TASK INPUT:
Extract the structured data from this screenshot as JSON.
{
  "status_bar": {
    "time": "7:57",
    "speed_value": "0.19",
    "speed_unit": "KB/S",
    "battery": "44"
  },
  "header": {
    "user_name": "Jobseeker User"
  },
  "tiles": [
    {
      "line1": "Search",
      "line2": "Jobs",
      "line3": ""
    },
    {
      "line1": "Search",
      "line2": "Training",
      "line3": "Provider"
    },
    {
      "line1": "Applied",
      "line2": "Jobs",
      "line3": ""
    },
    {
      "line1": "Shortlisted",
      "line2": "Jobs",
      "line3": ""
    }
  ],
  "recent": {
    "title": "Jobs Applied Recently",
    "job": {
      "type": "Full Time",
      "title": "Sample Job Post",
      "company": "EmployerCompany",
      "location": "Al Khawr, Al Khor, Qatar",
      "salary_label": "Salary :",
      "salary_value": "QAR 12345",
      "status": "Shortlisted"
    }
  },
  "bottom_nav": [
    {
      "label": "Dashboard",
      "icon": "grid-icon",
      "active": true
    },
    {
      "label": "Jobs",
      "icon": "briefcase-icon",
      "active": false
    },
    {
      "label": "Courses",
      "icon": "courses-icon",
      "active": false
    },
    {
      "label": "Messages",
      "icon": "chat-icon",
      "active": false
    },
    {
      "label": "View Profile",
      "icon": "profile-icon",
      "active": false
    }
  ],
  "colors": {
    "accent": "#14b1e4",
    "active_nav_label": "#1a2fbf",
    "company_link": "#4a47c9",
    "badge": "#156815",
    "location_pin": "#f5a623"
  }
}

THE PROBLEM:
The lines above should be duplicated exactly.

RESULT OF THIS EXERCISE:
Extract the structured data from this screenshot as JSON.
{
  "status_bar": {
    "time": "7:57",
    "speed_value": "0.19",
    "speed_unit": "KB/S",
    "battery": "44"
  },
  "header": {
    "user_name": "Jobseeker User"
  },
  "tiles": [
    {
      "line1": "Search",
      "line2": "Jobs",
      "line3": ""
    },
    {
      "line1": "Search",
      "line2": "Training",
      "line3": "Provider"
    },
    {
      "line1": "Applied",
      "line2": "Jobs",
      "line3": ""
    },
    {
      "line1": "Shortlisted",
      "line2": "Jobs",
      "line3": ""
    }
  ],
  "recent": {
    "title": "Jobs Applied Recently",
    "job": {
      "type": "Full Time",
      "title": "Sample Job Post",
      "company": "EmployerCompany",
      "location": "Al Khawr, Al Khor, Qatar",
      "salary_label": "Salary :",
      "salary_value": "QAR 12345",
      "status": "Shortlisted"
    }
  },
  "bottom_nav": [
    {
      "label": "Dashboard",
      "icon": "grid-icon",
      "active": true
    },
    {
      "label": "Jobs",
      "icon": "briefcase-icon",
      "active": false
    },
    {
      "label": "Courses",
      "icon": "courses-icon",
      "active": false
    },
    {
      "label": "Messages",
      "icon": "chat-icon",
      "active": false
    },
    {
      "label": "View Profile",
      "icon": "profile-icon",
      "active": false
    }
  ],
  "colors": {
    "accent": "#14b1e4",
    "active_nav_label": "#1a2fbf",
    "company_link": "#4a47c9",
    "badge": "#156815",
    "location_pin": "#f5a623"
  }
}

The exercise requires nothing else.